Collected data
• • • • •

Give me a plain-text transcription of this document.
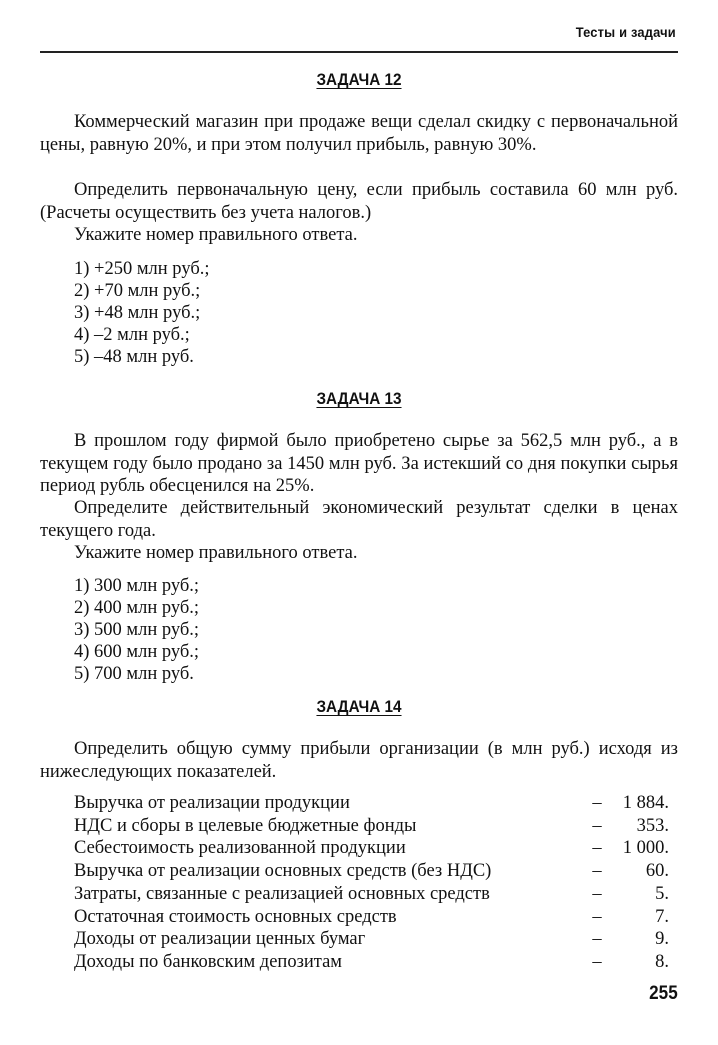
Тесты и задачи
ЗАДАЧА 12
Коммерческий магазин при продаже вещи сделал скидку с первоначальной цены, равную 20%, и при этом получил прибыль, равную 30%.
Определить первоначальную цену, если прибыль составила 60 млн руб. (Расчеты осуществить без учета налогов.)
Укажите номер правильного ответа.
1) +250 млн руб.;
2) +70 млн руб.;
3) +48 млн руб.;
4) –2 млн руб.;
5) –48 млн руб.
ЗАДАЧА 13
В прошлом году фирмой было приобретено сырье за 562,5 млн руб., а в текущем году было продано за 1450 млн руб. За истекший со дня покупки сырья период рубль обесценился на 25%.
Определите действительный экономический результат сделки в ценах текущего года.
Укажите номер правильного ответа.
1) 300 млн руб.;
2) 400 млн руб.;
3) 500 млн руб.;
4) 600 млн руб.;
5) 700 млн руб.
ЗАДАЧА 14
Определить общую сумму прибыли организации (в млн руб.) исходя из нижеследующих показателей.
Выручка от реализации продукции	–	1 884.
НДС и сборы в целевые бюджетные фонды	–	353.
Себестоимость реализованной продукции	–	1 000.
Выручка от реализации основных средств (без НДС)	–	60.
Затраты, связанные с реализацией основных средств	–	5.
Остаточная стоимость основных средств	–	7.
Доходы от реализации ценных бумаг	–	9.
Доходы по банковским депозитам	–	8.
255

• • • • •

Objective:
Gather all lines of the records that include the word "реализации".

Output for this exercise:
Выручка от реализации продукции	–	1 884.
Выручка от реализации основных средств (без НДС)	–	60.
Доходы от реализации ценных бумаг	–	9.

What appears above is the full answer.